§ Çıkarılan metin:
——
Emsal Mahkeme Kararı Antalya Bölge Adliye Mahkemesi 11. Hukuk Dairesi 2021/71 E. 2022/1648 K. 11.11.2022 T.

Görüntülediğiniz mahkeme kararı kesinleşmiş bir karardır.

T.C.
ANTALYA
BÖLGE ADLİYE MAHKEMESİ
11. HUKUK DAİRESİ

T Ü R K M İ L L E T İ A D I N A
B Ö L G E A D L İ Y E M A H K E M E S İ K A R A R I

İNCELENEN KARARIN
MAHKEMESİ : Antalya 2. Asliye Ticaret Mahkemesi
KARAR TARİHİ : 14/10/2020
DAVANIN KONUSU : İtirazın İptali
GEREKÇELİ KARAR
YAZIM TARİHİ : 11/11/2022
İlk Derece Mahkemesinin kararı süresi içerisinde istinaf edilmiş olduğundan dosya içerisinde bulunan belgeler okunup incelendi.
Üye hakimin görüşü değerlendirildi.
——
(Kayıtlı veri kümesi öğeleri)
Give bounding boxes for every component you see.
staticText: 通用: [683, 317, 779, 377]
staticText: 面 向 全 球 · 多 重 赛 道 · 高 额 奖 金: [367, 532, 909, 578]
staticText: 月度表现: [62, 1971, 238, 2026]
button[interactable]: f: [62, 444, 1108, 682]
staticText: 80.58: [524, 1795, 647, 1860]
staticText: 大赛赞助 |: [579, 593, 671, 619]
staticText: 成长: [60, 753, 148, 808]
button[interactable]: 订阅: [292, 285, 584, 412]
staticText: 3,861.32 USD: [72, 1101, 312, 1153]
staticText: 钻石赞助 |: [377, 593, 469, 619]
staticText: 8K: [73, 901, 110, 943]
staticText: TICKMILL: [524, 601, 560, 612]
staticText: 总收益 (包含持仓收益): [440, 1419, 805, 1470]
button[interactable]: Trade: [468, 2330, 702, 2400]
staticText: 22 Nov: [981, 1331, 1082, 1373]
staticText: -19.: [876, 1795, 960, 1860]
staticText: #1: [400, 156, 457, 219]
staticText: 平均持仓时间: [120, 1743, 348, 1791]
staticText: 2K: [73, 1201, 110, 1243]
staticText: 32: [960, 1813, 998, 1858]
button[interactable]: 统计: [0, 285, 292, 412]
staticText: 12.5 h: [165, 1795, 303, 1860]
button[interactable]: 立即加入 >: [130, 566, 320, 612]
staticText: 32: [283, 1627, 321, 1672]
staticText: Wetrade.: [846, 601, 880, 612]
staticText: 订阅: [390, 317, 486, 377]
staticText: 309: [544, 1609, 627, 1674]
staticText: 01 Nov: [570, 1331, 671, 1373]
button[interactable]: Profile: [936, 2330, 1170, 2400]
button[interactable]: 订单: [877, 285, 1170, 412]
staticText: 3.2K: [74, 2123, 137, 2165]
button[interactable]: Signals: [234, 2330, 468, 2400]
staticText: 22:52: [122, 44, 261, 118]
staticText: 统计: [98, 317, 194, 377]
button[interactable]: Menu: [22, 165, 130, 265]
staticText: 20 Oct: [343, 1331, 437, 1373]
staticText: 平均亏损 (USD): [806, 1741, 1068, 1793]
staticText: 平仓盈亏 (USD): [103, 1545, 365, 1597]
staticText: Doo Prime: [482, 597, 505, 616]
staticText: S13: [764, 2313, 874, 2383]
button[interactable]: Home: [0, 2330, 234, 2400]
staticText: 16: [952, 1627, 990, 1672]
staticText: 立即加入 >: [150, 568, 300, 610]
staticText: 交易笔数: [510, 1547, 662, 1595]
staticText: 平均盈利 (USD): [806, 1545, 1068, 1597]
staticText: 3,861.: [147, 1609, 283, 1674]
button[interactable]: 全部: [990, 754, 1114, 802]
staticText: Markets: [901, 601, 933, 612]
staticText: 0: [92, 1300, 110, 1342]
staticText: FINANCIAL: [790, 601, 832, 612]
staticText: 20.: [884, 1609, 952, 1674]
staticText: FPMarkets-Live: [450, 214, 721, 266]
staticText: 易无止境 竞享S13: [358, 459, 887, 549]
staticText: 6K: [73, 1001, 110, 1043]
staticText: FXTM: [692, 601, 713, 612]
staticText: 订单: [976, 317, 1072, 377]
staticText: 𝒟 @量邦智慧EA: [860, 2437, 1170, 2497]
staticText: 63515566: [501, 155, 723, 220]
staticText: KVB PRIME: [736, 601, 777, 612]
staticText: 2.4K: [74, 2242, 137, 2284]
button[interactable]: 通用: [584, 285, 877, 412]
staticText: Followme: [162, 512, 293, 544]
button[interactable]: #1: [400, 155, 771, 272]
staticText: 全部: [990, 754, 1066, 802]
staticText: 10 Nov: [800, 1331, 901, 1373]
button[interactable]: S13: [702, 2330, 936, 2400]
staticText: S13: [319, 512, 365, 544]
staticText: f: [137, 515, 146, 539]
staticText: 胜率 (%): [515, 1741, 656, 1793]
——
§ Kısa görev 1:
Kayıtların ilk satırından başlayıp "staticText: 80.58: [524, 1795, 647, 1860]" içeren satıra kadar uzanan satırları, iki uç da dahil olmak üzere, her satıra bir dize düşen bir JSON listesi olarak düzenleyin; boş satırları almayın.
§ Kısa görev 2:
Lütfen mahkeme kararı metnini kaldığı yerden sürdürün.

§ Beklenen yanıt 1:
[
  "Give bounding boxes for every component you see.",
  "staticText: 通用: [683, 317, 779, 377]",
  "staticText: 面 向 全 球 · 多 重 赛 道 · 高 额 奖 金: [367, 532, 909, 578]",
  "staticText: 月度表现: [62, 1971, 238, 2026]",
  "button[interactable]: f: [62, 444, 1108, 682]",
  "staticText: 80.58: [524, 1795, 647, 1860]"
]

§ Beklenen yanıt 2:
DAVACININ İDDİALARININ ÖZETİ: Asıl davada davacı vekili, müvekkili sigorta şirketine 22/04/2019 – 22/04/2020 tarihleri arasında geçerli olmak üzere ZMMS ile sigortalı, davalıya ait, … plakalı araç, yine davalı sürücü tarafından sigorta sözleşmesine aykırı davranarak ehliyetsiz olarak sevk ve idaresindeyken, 13.05.2019 tarihinde, … plakalı araca çarpmak suretiyle meydana gelen trafik kazasında oluşan 9.245,34-TL hasar bedelinin 18.06.2019 tarihinde zarar görene ödendiğini, tazminat bedelinin davalıdan rücuen tahsili için Denizli 1.İcra Müdürlüğü’nün … sayılı dosyasında başlatılan icra takibine itirazın iptaline karar verilmesini talep ve dava etmiştir.
Birleşen davada davacı vekili, aynı olay nedeniyle 26/09/2019 tarihinde hak sahiplerine 1.664,16.-TL daha ek ödeme yapıldığını, bu ödemenin tahsili amacıyla Antalya 2.İcra Müdürlüğü’nün … sayılı dosyasında başlatılan icra takibine itirazın iptaline karar verilmesini talep ve dava etmiş, açılan dava aralarında fiili ve hukuki irtibat nedeniyle Antalya 3. ATM’nin … E. … K.sayılı kararıyla davaların birleştirilmesine, davaya mahkememiz dava dosyası üzerinden devamına karar verilmiştir.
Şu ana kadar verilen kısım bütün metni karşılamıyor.